● Task to carry out: Write out all the entries word for word, but skip any images.

● Records shown:

'''

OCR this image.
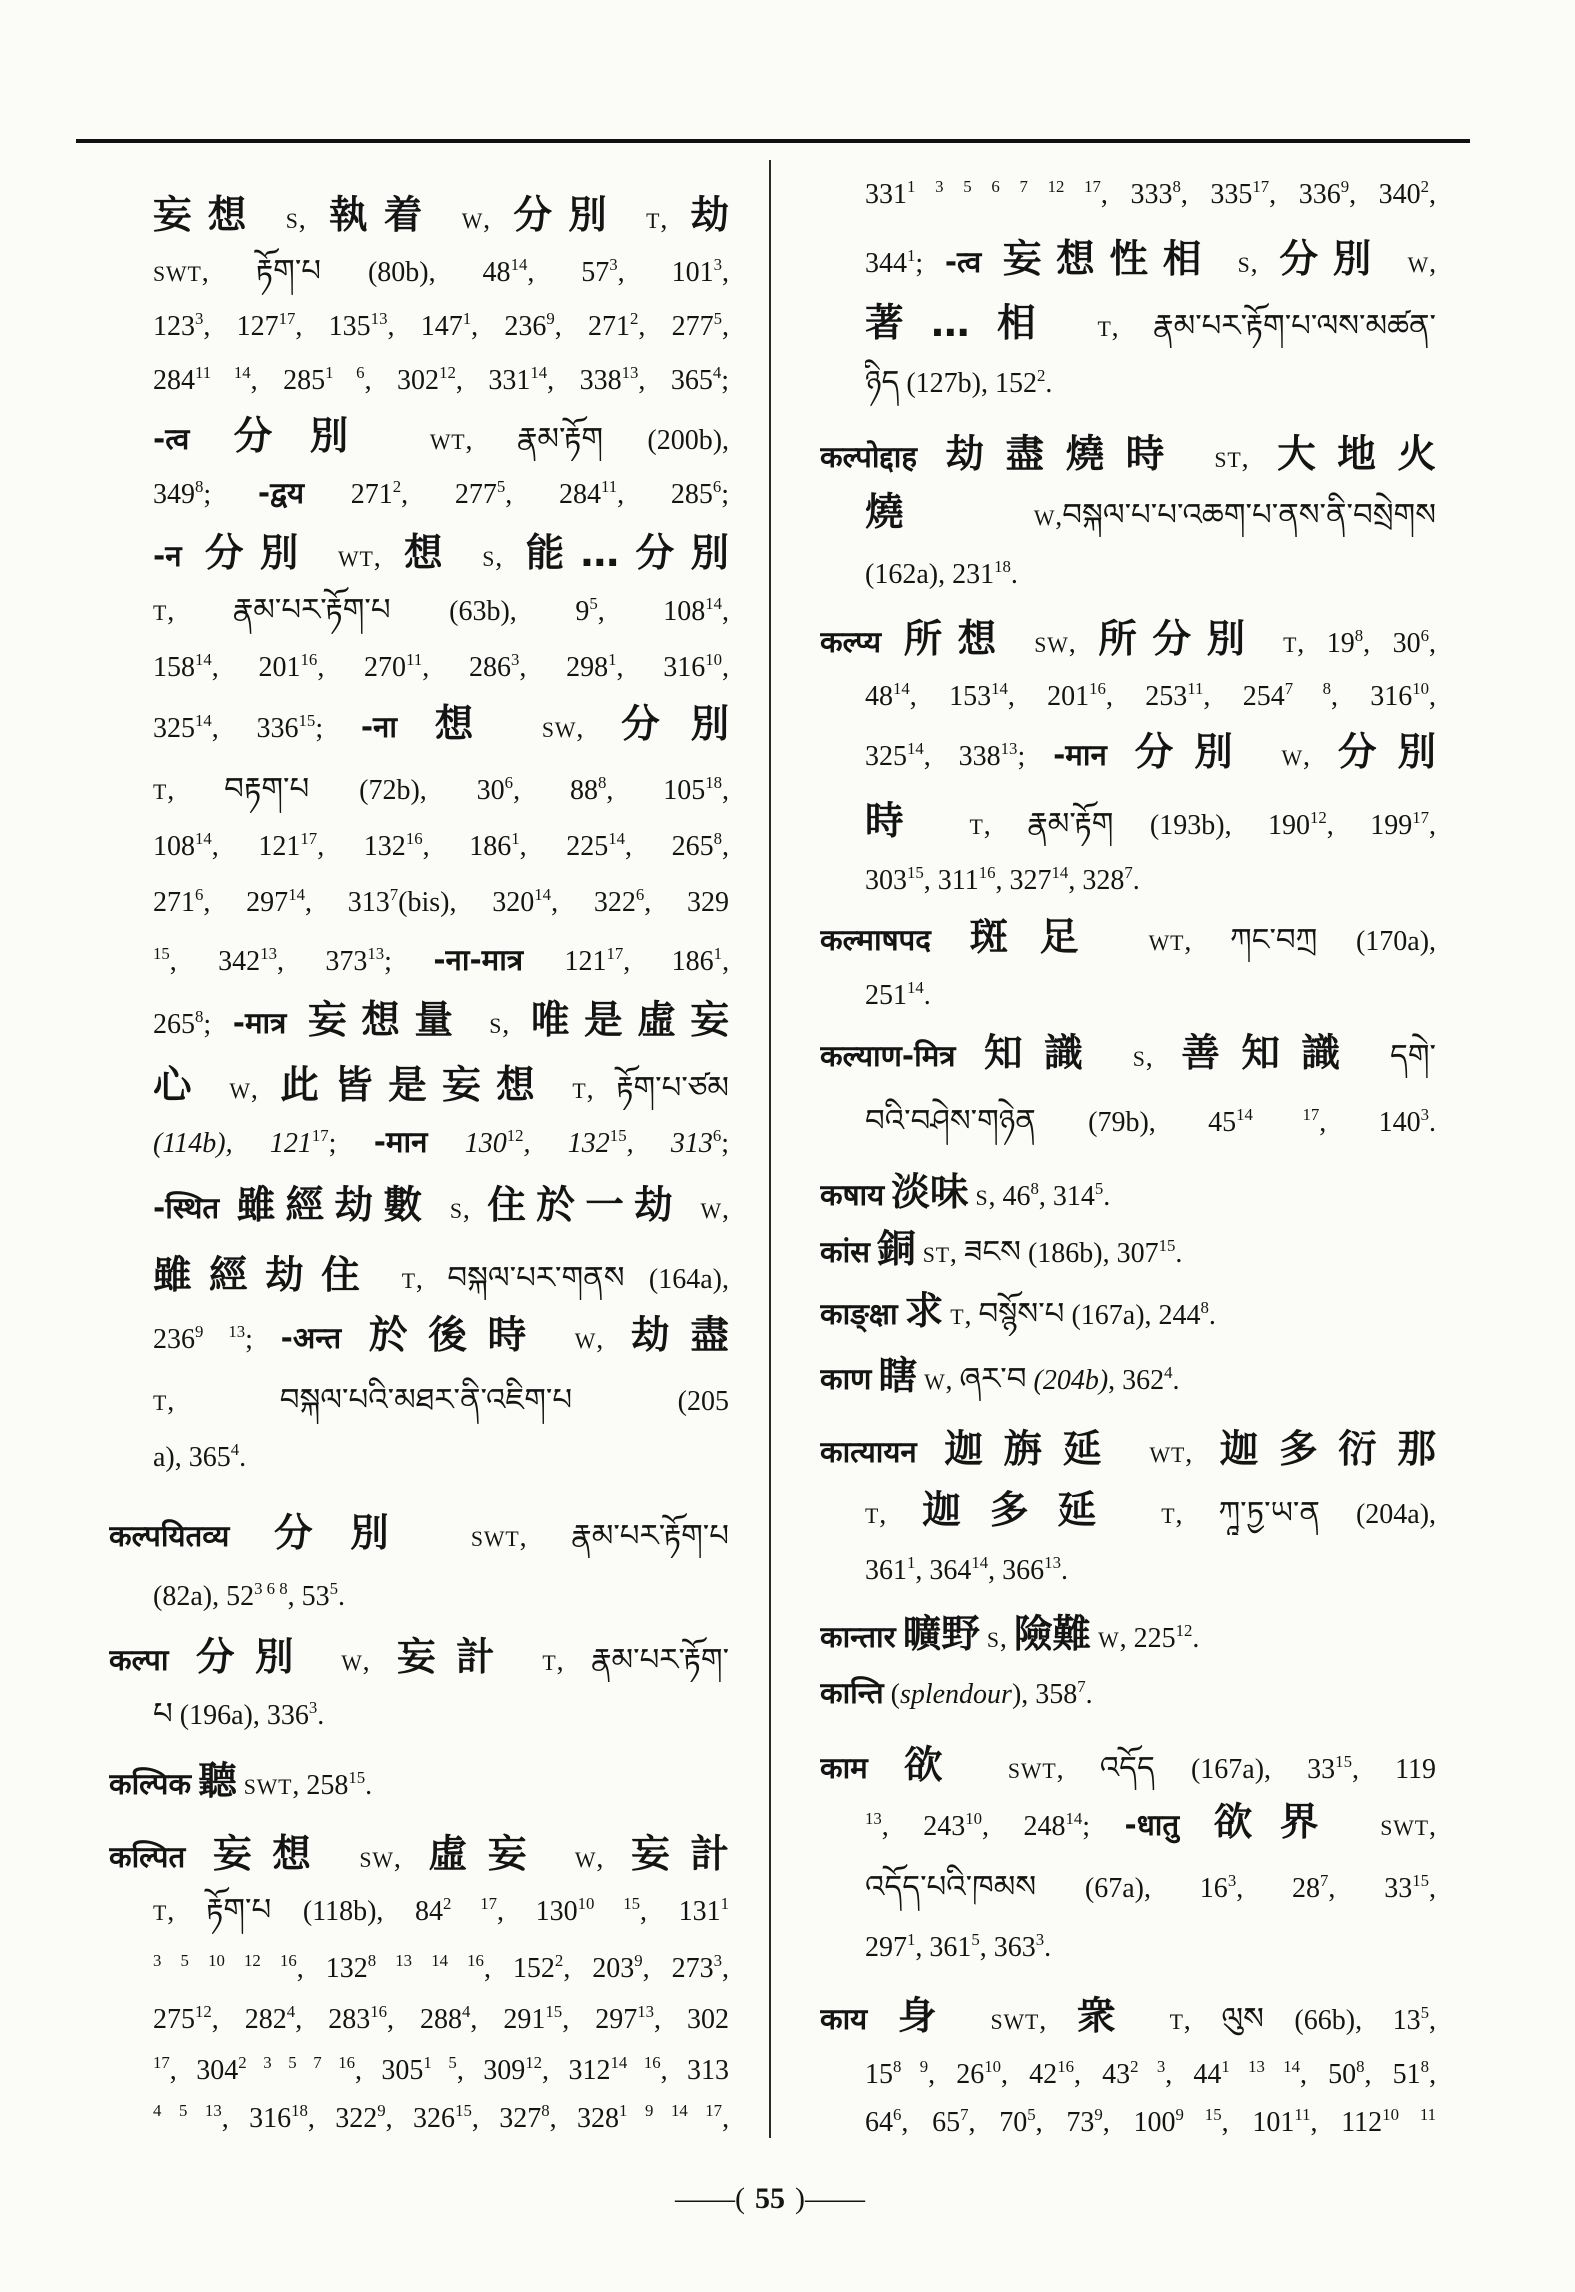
妄想 S, 執着 W, 分別 T, 劫
SWT, རྟོག་པ (80b), $48^{14}$, $57^3$, $101^3$,
$123^3$, $127^{17}$, $135^{13}$, $147^1$, $236^9$, $271^2$, $277^5$,
$284^{11 14}$, $285^{1 6}$, $302^{12}$, $331^{14}$, $338^{13}$, $365^4$;
-त्व 分別 WT, རྣམ་རྟོག (200b),
$349^8$; -द्वय $271^2$, $277^5$, $284^{11}$, $285^6$;
-न 分別 WT, 想 S, 能…分別
T, རྣམ་པར་རྟོག་པ (63b), $9^5$, $108^{14}$,
$158^{14}$, $201^{16}$, $270^{11}$, $286^3$, $298^1$, $316^{10}$,
$325^{14}$, $336^{15}$; -ना 想 SW, 分別
T, བརྟག་པ (72b), $30^6$, $88^8$, $105^{18}$,
$108^{14}$, $121^{17}$, $132^{16}$, $186^1$, $225^{14}$, $265^8$,
$271^6$, $297^{14}$, $313^7(bis)$, $320^{14}$, $322^6$, 329
$^{15}$, $342^{13}$, $373^{13}$; -ना-मात्र $121^{17}$, $186^1$,
$265^8$; -मात्र 妄想量 S, 唯是虛妄
心 W, 此皆是妄想 T, རྟོག་པ་ཙམ
(114b), $121^{17}$; -मान $130^{12}$, $132^{15}$, $313^6$;
-स्थित 雖經劫數 S, 住於一劫 W,
雖經劫住 T, བསྐལ་པར་གནས (164a),
$236^{9 13}$; -अन्त 於後時 W, 劫盡
T, བསྐལ་པའི་མཐར་ནི་འཇིག་པ (205
a), $365^4$.
कल्पयितव्य 分別 SWT, རྣམ་པར་རྟོག་པ
(82a), $52^{3 6 8}$, $53^5$.
कल्पा 分別 W, 妄計 T, རྣམ་པར་རྟོག་
པ (196a), $336^3$.
कल्पिक 聽 SWT, $258^{15}$.
कल्पित 妄想 SW, 虛妄 W, 妄計
T, རྟོག་པ (118b), $84^{2 17}$, $130^{10 15}$, $131^1$
$^{3 5 10 12 16}$, $132^{8 13 14 16}$, $152^2$, $203^9$, $273^3$,
$275^{12}$, $282^4$, $283^{16}$, $288^4$, $291^{15}$, $297^{13}$, 302
$^{17}$, $304^{2 3 5 7 16}$, $305^{1 5}$, $309^{12}$, $312^{14 16}$, 313
$^{4 5 13}$, $316^{18}$, $322^9$, $326^{15}$, $327^8$, $328^{1 9 14 17}$,
$331^{1 3 5 6 7 12 17}$, $333^8$, $335^{17}$, $336^9$, $340^2$,
$344^1$; -त्व 妄想性相 S, 分別 W,
著…相 T, རྣམ་པར་རྟོག་པ་ལས་མཚན་
ཉིད (127b), $152^2$.
कल्पोद्दाह 劫盡燒時 ST, 大地火
燒	W,བསྐལ་པ་པ་འཆག་པ་ནས་ནི་བསྲེགས
(162a), $231^{18}$.
कल्प्य 所想 SW, 所分別 T, $19^8$, $30^6$,
$48^{14}$, $153^{14}$, $201^{16}$, $253^{11}$, $254^{7 8}$, $316^{10}$,
$325^{14}$, $338^{13}$; -मान 分別 W, 分別
時 T, རྣམ་རྟོག (193b), $190^{12}$, $199^{17}$,
$303^{15}$, $311^{16}$, $327^{14}$, $328^7$.
कल्माषपद 斑足 WT, ཀང་བཀྲ (170a),
$251^{14}$.
कल्याण-मित्र 知識 S, 善知識 དགེ་
བའི་བཤེས་གཉེན (79b), $45^{14 17}$, $140^3$.
कषाय 淡味 S, $46^8$, $314^5$.
कांस 銅 ST, ཟངས (186b), $307^{15}$.
काङ्क्षा 求 T, བསྙོས་པ (167a), $244^8$.
काण 瞎 W, ཞར་བ (204b), $362^4$.
कात्यायन 迦旃延 WT, 迦多衍那
T, 迦多延 T, ཀཱ་ཏྱ་ཡ་ན (204a),
$361^1$, $364^{14}$, $366^{13}$.
कान्तार 曠野 S, 險難 W, $225^{12}$.
कान्ति (splendour), $358^7$.
काम 欲 SWT, འདོད (167a), $33^{15}$, 119
$^{13}$, $243^{10}$, $248^{14}$; -धातु 欲界 SWT,
འདོད་པའི་ཁམས (67a), $16^3$, $28^7$, $33^{15}$,
$297^1$, $361^5$, $363^3$.
काय 身 SWT, 衆 T, ལུས (66b), $13^5$,
$15^{8 9}$, $26^{10}$, $42^{16}$, $43^{2 3}$, $44^{1 13 14}$, $50^8$, $51^8$,
$64^6$, $65^7$, $70^5$, $73^9$, $100^{9 15}$, $101^{11}$, $112^{10 11}$
——( 55 )——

'''

● Exercise response:
OCR this image.
妄想 S, 執着 W, 分別 T, 劫
SWT, རྟོག་པ (80b), $48^{14}$, $57^3$, $101^3$,
$123^3$, $127^{17}$, $135^{13}$, $147^1$, $236^9$, $271^2$, $277^5$,
$284^{11 14}$, $285^{1 6}$, $302^{12}$, $331^{14}$, $338^{13}$, $365^4$;
-त्व 分別 WT, རྣམ་རྟོག (200b),
$349^8$; -द्वय $271^2$, $277^5$, $284^{11}$, $285^6$;
-न 分別 WT, 想 S, 能…分別
T, རྣམ་པར་རྟོག་པ (63b), $9^5$, $108^{14}$,
$158^{14}$, $201^{16}$, $270^{11}$, $286^3$, $298^1$, $316^{10}$,
$325^{14}$, $336^{15}$; -ना 想 SW, 分別
T, བརྟག་པ (72b), $30^6$, $88^8$, $105^{18}$,
$108^{14}$, $121^{17}$, $132^{16}$, $186^1$, $225^{14}$, $265^8$,
$271^6$, $297^{14}$, $313^7(bis)$, $320^{14}$, $322^6$, 329
$^{15}$, $342^{13}$, $373^{13}$; -ना-मात्र $121^{17}$, $186^1$,
$265^8$; -मात्र 妄想量 S, 唯是虛妄
心 W, 此皆是妄想 T, རྟོག་པ་ཙམ
(114b), $121^{17}$; -मान $130^{12}$, $132^{15}$, $313^6$;
-स्थित 雖經劫數 S, 住於一劫 W,
雖經劫住 T, བསྐལ་པར་གནས (164a),
$236^{9 13}$; -अन्त 於後時 W, 劫盡
T, བསྐལ་པའི་མཐར་ནི་འཇིག་པ (205
a), $365^4$.
कल्पयितव्य 分別 SWT, རྣམ་པར་རྟོག་པ
(82a), $52^{3 6 8}$, $53^5$.
कल्पा 分別 W, 妄計 T, རྣམ་པར་རྟོག་
པ (196a), $336^3$.
कल्पिक 聽 SWT, $258^{15}$.
कल्पित 妄想 SW, 虛妄 W, 妄計
T, རྟོག་པ (118b), $84^{2 17}$, $130^{10 15}$, $131^1$
$^{3 5 10 12 16}$, $132^{8 13 14 16}$, $152^2$, $203^9$, $273^3$,
$275^{12}$, $282^4$, $283^{16}$, $288^4$, $291^{15}$, $297^{13}$, 302
$^{17}$, $304^{2 3 5 7 16}$, $305^{1 5}$, $309^{12}$, $312^{14 16}$, 313
$^{4 5 13}$, $316^{18}$, $322^9$, $326^{15}$, $327^8$, $328^{1 9 14 17}$,
$331^{1 3 5 6 7 12 17}$, $333^8$, $335^{17}$, $336^9$, $340^2$,
$344^1$; -त्व 妄想性相 S, 分別 W,
著…相 T, རྣམ་པར་རྟོག་པ་ལས་མཚན་
ཉིད (127b), $152^2$.
कल्पोद्दाह 劫盡燒時 ST, 大地火
燒	W,བསྐལ་པ་པ་འཆག་པ་ནས་ནི་བསྲེགས
(162a), $231^{18}$.
कल्प्य 所想 SW, 所分別 T, $19^8$, $30^6$,
$48^{14}$, $153^{14}$, $201^{16}$, $253^{11}$, $254^{7 8}$, $316^{10}$,
$325^{14}$, $338^{13}$; -मान 分別 W, 分別
時 T, རྣམ་རྟོག (193b), $190^{12}$, $199^{17}$,
$303^{15}$, $311^{16}$, $327^{14}$, $328^7$.
कल्माषपद 斑足 WT, ཀང་བཀྲ (170a),
$251^{14}$.
कल्याण-मित्र 知識 S, 善知識 དགེ་
བའི་བཤེས་གཉེན (79b), $45^{14 17}$, $140^3$.
कषाय 淡味 S, $46^8$, $314^5$.
कांस 銅 ST, ཟངས (186b), $307^{15}$.
काङ्क्षा 求 T, བསྙོས་པ (167a), $244^8$.
काण 瞎 W, ཞར་བ (204b), $362^4$.
कात्यायन 迦旃延 WT, 迦多衍那
T, 迦多延 T, ཀཱ་ཏྱ་ཡ་ན (204a),
$361^1$, $364^{14}$, $366^{13}$.
कान्तार 曠野 S, 險難 W, $225^{12}$.
कान्ति (splendour), $358^7$.
काम 欲 SWT, འདོད (167a), $33^{15}$, 119
$^{13}$, $243^{10}$, $248^{14}$; -धातु 欲界 SWT,
འདོད་པའི་ཁམས (67a), $16^3$, $28^7$, $33^{15}$,
$297^1$, $361^5$, $363^3$.
काय 身 SWT, 衆 T, ལུས (66b), $13^5$,
$15^{8 9}$, $26^{10}$, $42^{16}$, $43^{2 3}$, $44^{1 13 14}$, $50^8$, $51^8$,
$64^6$, $65^7$, $70^5$, $73^9$, $100^{9 15}$, $101^{11}$, $112^{10 11}$
——( 55 )——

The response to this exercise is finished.